### Items
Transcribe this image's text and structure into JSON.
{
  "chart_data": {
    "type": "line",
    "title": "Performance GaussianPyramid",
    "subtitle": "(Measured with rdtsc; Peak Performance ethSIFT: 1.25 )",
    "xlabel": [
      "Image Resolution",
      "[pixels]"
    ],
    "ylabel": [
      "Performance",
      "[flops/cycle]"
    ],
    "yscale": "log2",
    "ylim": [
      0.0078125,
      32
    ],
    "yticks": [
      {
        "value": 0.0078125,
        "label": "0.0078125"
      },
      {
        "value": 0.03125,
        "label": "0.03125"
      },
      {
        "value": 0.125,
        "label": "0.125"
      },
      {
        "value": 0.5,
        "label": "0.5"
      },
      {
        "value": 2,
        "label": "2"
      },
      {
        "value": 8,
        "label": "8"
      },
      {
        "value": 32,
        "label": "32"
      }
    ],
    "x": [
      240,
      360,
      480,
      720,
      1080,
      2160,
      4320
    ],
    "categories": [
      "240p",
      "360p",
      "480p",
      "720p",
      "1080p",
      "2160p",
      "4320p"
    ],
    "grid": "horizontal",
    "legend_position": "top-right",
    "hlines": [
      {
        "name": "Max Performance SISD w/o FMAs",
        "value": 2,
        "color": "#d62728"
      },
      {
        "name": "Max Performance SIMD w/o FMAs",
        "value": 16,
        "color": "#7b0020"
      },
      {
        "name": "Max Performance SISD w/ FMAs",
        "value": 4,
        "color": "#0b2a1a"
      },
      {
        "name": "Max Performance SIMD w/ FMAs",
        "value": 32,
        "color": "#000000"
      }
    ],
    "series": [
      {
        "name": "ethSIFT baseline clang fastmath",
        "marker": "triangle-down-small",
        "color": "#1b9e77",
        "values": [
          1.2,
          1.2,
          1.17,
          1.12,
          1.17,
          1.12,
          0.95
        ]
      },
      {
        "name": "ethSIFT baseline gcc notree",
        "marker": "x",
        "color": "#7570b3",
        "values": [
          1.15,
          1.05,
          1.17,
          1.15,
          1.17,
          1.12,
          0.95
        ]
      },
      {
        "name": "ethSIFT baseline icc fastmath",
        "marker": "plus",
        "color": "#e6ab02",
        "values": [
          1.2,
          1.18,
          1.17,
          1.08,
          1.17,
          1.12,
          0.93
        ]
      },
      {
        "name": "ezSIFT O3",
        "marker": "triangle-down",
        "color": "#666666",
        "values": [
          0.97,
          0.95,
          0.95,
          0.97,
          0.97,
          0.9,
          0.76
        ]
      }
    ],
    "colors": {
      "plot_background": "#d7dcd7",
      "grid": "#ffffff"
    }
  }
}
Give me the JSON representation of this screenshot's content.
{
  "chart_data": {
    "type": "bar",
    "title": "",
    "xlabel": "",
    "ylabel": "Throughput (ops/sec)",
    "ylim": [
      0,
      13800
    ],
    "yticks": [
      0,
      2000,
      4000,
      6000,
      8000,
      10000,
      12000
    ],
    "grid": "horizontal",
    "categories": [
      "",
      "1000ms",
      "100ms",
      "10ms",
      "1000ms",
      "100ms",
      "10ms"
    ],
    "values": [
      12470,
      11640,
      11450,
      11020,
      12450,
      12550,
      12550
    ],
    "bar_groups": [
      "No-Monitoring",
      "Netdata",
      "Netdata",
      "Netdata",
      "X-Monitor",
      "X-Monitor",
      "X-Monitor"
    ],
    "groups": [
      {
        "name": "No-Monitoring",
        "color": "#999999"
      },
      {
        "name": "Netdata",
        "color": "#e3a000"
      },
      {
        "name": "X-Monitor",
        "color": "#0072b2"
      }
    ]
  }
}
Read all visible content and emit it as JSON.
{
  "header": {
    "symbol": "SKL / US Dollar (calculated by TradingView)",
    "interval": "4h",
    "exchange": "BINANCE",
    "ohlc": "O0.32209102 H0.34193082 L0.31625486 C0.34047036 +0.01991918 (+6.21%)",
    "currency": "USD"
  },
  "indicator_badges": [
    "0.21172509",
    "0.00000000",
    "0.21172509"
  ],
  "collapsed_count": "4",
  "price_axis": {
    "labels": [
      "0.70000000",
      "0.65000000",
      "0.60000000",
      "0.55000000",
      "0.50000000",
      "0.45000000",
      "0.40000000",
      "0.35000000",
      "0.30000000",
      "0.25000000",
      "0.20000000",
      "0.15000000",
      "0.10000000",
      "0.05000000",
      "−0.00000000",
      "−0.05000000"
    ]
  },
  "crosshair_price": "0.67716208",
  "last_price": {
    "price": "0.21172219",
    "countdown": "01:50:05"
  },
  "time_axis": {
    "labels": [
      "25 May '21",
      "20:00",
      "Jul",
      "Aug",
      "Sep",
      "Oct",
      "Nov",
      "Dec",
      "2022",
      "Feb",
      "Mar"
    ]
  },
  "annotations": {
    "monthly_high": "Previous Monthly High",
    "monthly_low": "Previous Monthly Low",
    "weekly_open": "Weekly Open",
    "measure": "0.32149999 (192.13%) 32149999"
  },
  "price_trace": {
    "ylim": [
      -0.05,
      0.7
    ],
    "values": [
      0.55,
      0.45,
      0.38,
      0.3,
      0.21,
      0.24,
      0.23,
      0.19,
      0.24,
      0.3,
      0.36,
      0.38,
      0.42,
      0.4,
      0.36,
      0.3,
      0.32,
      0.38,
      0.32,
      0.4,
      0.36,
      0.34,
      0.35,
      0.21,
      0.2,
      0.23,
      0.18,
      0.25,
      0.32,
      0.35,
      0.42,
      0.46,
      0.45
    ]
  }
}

### Description of the task
Report how many lines of the entries hold the word "triangle". Nothing else is needed.

### Task result
2